AIM OF THE EXERCISE:
Restate the whole listing word for word. Pictures are left out.

───── EXCERPTED RECORDS ─────

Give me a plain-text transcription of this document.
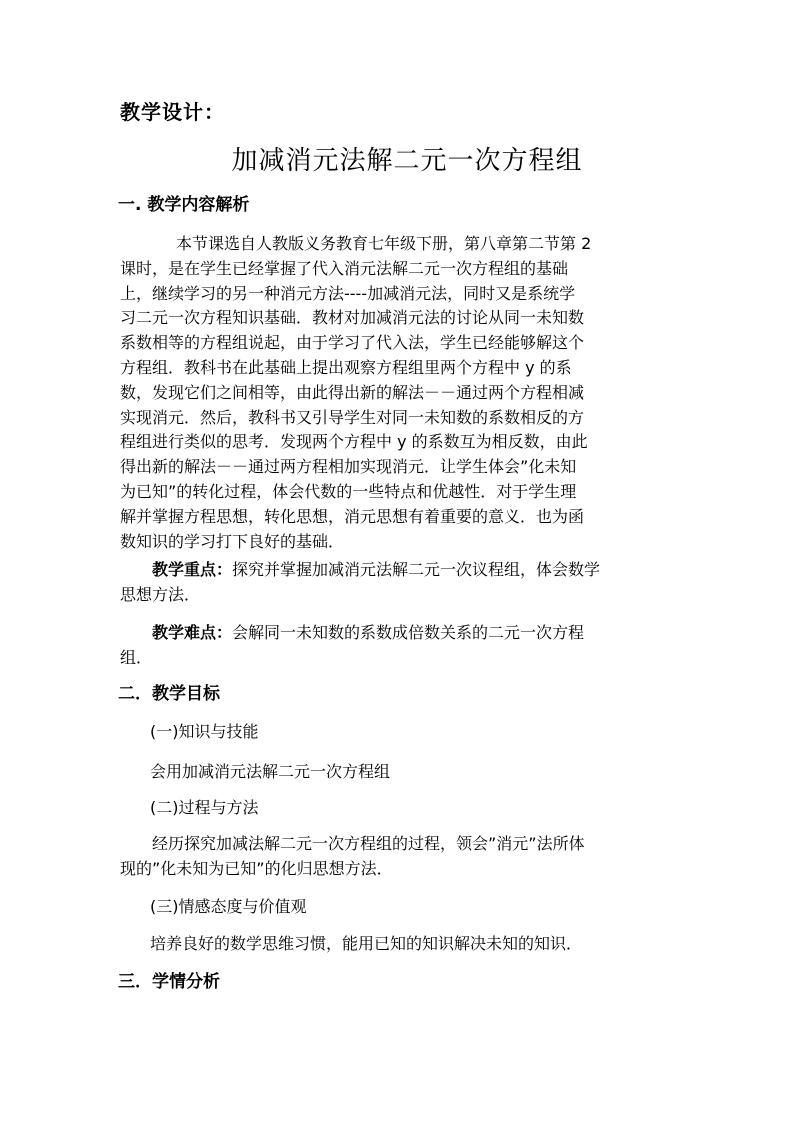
教学设计：
加减消元法解二元一次方程组
一. 教学内容解析
本节课选自人教版义务教育七年级下册，第八章第二节第 2
课时，是在学生已经掌握了代入消元法解二元一次方程组的基础
上，继续学习的另一种消元方法----加减消元法，同时又是系统学
习二元一次方程知识基础．教材对加减消元法的讨论从同一未知数
系数相等的方程组说起，由于学习了代入法，学生已经能够解这个
方程组．教科书在此基础上提出观察方程组里两个方程中 y 的系
数，发现它们之间相等，由此得出新的解法－－通过两个方程相减
实现消元．然后，教科书又引导学生对同一未知数的系数相反的方
程组进行类似的思考．发现两个方程中 y 的系数互为相反数，由此
得出新的解法－－通过两方程相加实现消元．让学生体会”化未知
为已知”的转化过程，体会代数的一些特点和优越性．对于学生理
解并掌握方程思想，转化思想，消元思想有着重要的意义．也为函
数知识的学习打下良好的基础．
教学重点：探究并掌握加减消元法解二元一次议程组，体会数学
思想方法．
教学难点：会解同一未知数的系数成倍数关系的二元一次方程
组．
二．教学目标
(一)知识与技能
会用加减消元法解二元一次方程组
(二)过程与方法
经历探究加减法解二元一次方程组的过程，领会”消元”法所体
现的”化未知为已知”的化归思想方法．
(三)情感态度与价值观
培养良好的数学思维习惯，能用已知的知识解决未知的知识．
三．学情分析
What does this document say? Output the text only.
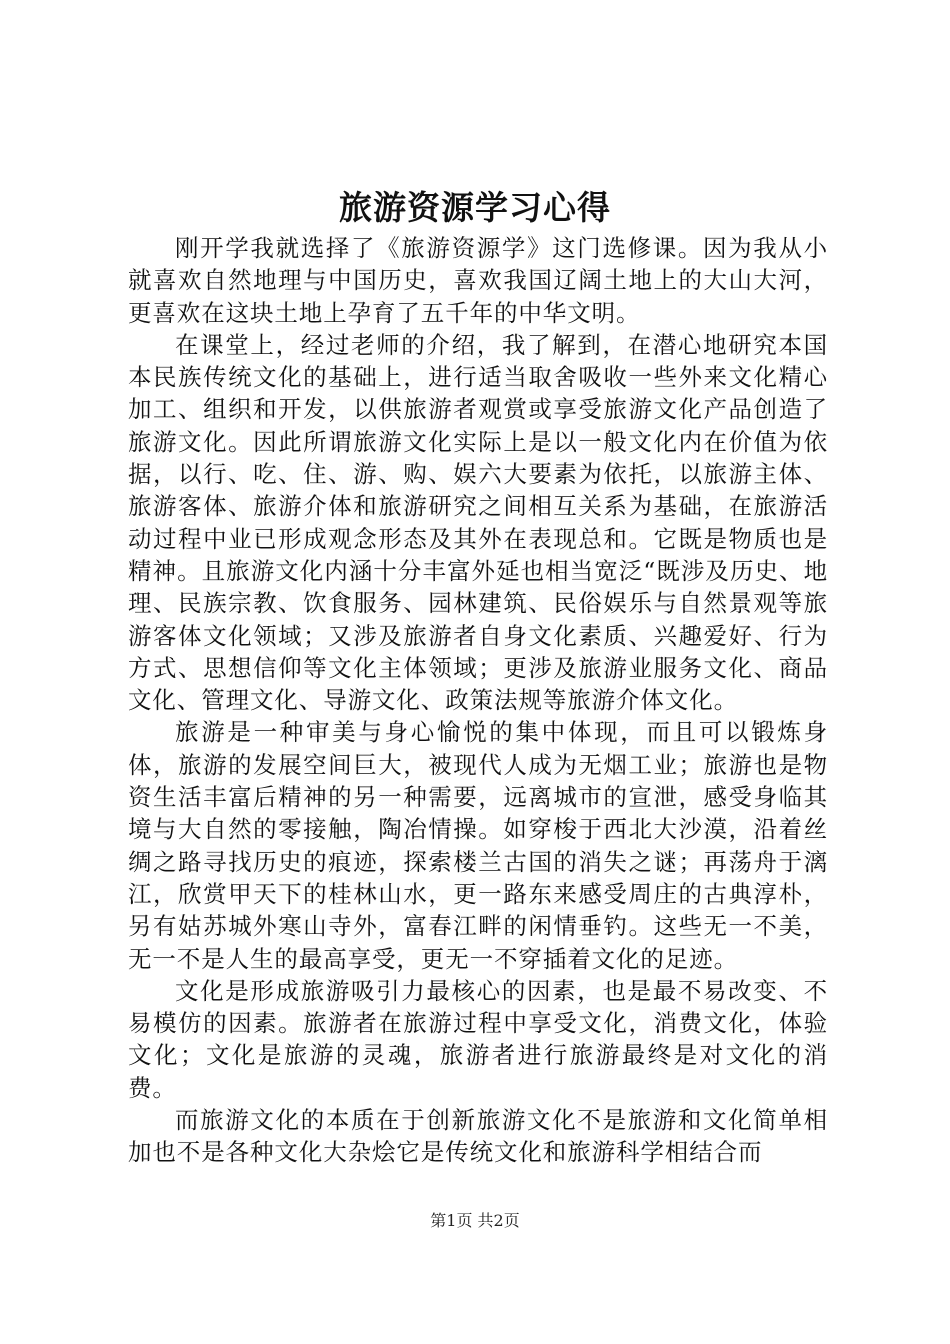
旅游资源学习心得

刚开学我就选择了《旅游资源学》这门选修课。因为我从小就喜欢自然地理与中国历史，喜欢我国辽阔土地上的大山大河，更喜欢在这块土地上孕育了五千年的中华文明。

在课堂上，经过老师的介绍，我了解到，在潜心地研究本国本民族传统文化的基础上，进行适当取舍吸收一些外来文化精心加工、组织和开发，以供旅游者观赏或享受旅游文化产品创造了旅游文化。因此所谓旅游文化实际上是以一般文化内在价值为依据，以行、吃、住、游、购、娱六大要素为依托，以旅游主体、旅游客体、旅游介体和旅游研究之间相互关系为基础，在旅游活动过程中业已形成观念形态及其外在表现总和。它既是物质也是精神。且旅游文化内涵十分丰富外延也相当宽泛“既涉及历史、地理、民族宗教、饮食服务、园林建筑、民俗娱乐与自然景观等旅游客体文化领域；又涉及旅游者自身文化素质、兴趣爱好、行为方式、思想信仰等文化主体领域；更涉及旅游业服务文化、商品文化、管理文化、导游文化、政策法规等旅游介体文化。

旅游是一种审美与身心愉悦的集中体现，而且可以锻炼身体，旅游的发展空间巨大，被现代人成为无烟工业；旅游也是物资生活丰富后精神的另一种需要，远离城市的宣泄，感受身临其境与大自然的零接触，陶冶情操。如穿梭于西北大沙漠，沿着丝绸之路寻找历史的痕迹，探索楼兰古国的消失之谜；再荡舟于漓江，欣赏甲天下的桂林山水，更一路东来感受周庄的古典淳朴，另有姑苏城外寒山寺外，富春江畔的闲情垂钓。这些无一不美，无一不是人生的最高享受，更无一不穿插着文化的足迹。

文化是形成旅游吸引力最核心的因素，也是最不易改变、不易模仿的因素。旅游者在旅游过程中享受文化，消费文化，体验文化；文化是旅游的灵魂，旅游者进行旅游最终是对文化的消费。

而旅游文化的本质在于创新旅游文化不是旅游和文化简单相加也不是各种文化大杂烩它是传统文化和旅游科学相结合而

第1页 共2页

─────

EXERCISE SOLUTION:
Give me a plain-text transcription of this document.
教学设计：
加减消元法解二元一次方程组
一. 教学内容解析
本节课选自人教版义务教育七年级下册，第八章第二节第 2
课时，是在学生已经掌握了代入消元法解二元一次方程组的基础
上，继续学习的另一种消元方法----加减消元法，同时又是系统学
习二元一次方程知识基础．教材对加减消元法的讨论从同一未知数
系数相等的方程组说起，由于学习了代入法，学生已经能够解这个
方程组．教科书在此基础上提出观察方程组里两个方程中 y 的系
数，发现它们之间相等，由此得出新的解法－－通过两个方程相减
实现消元．然后，教科书又引导学生对同一未知数的系数相反的方
程组进行类似的思考．发现两个方程中 y 的系数互为相反数，由此
得出新的解法－－通过两方程相加实现消元．让学生体会”化未知
为已知”的转化过程，体会代数的一些特点和优越性．对于学生理
解并掌握方程思想，转化思想，消元思想有着重要的意义．也为函
数知识的学习打下良好的基础．
教学重点：探究并掌握加减消元法解二元一次议程组，体会数学
思想方法．
教学难点：会解同一未知数的系数成倍数关系的二元一次方程
组．
二．教学目标
(一)知识与技能
会用加减消元法解二元一次方程组
(二)过程与方法
经历探究加减法解二元一次方程组的过程，领会”消元”法所体
现的”化未知为已知”的化归思想方法．
(三)情感态度与价值观
培养良好的数学思维习惯，能用已知的知识解决未知的知识．
三．学情分析
What does this document say? Output the text only.
旅游资源学习心得

刚开学我就选择了《旅游资源学》这门选修课。因为我从小就喜欢自然地理与中国历史，喜欢我国辽阔土地上的大山大河，更喜欢在这块土地上孕育了五千年的中华文明。

在课堂上，经过老师的介绍，我了解到，在潜心地研究本国本民族传统文化的基础上，进行适当取舍吸收一些外来文化精心加工、组织和开发，以供旅游者观赏或享受旅游文化产品创造了旅游文化。因此所谓旅游文化实际上是以一般文化内在价值为依据，以行、吃、住、游、购、娱六大要素为依托，以旅游主体、旅游客体、旅游介体和旅游研究之间相互关系为基础，在旅游活动过程中业已形成观念形态及其外在表现总和。它既是物质也是精神。且旅游文化内涵十分丰富外延也相当宽泛“既涉及历史、地理、民族宗教、饮食服务、园林建筑、民俗娱乐与自然景观等旅游客体文化领域；又涉及旅游者自身文化素质、兴趣爱好、行为方式、思想信仰等文化主体领域；更涉及旅游业服务文化、商品文化、管理文化、导游文化、政策法规等旅游介体文化。

旅游是一种审美与身心愉悦的集中体现，而且可以锻炼身体，旅游的发展空间巨大，被现代人成为无烟工业；旅游也是物资生活丰富后精神的另一种需要，远离城市的宣泄，感受身临其境与大自然的零接触，陶冶情操。如穿梭于西北大沙漠，沿着丝绸之路寻找历史的痕迹，探索楼兰古国的消失之谜；再荡舟于漓江，欣赏甲天下的桂林山水，更一路东来感受周庄的古典淳朴，另有姑苏城外寒山寺外，富春江畔的闲情垂钓。这些无一不美，无一不是人生的最高享受，更无一不穿插着文化的足迹。

文化是形成旅游吸引力最核心的因素，也是最不易改变、不易模仿的因素。旅游者在旅游过程中享受文化，消费文化，体验文化；文化是旅游的灵魂，旅游者进行旅游最终是对文化的消费。

而旅游文化的本质在于创新旅游文化不是旅游和文化简单相加也不是各种文化大杂烩它是传统文化和旅游科学相结合而

第1页 共2页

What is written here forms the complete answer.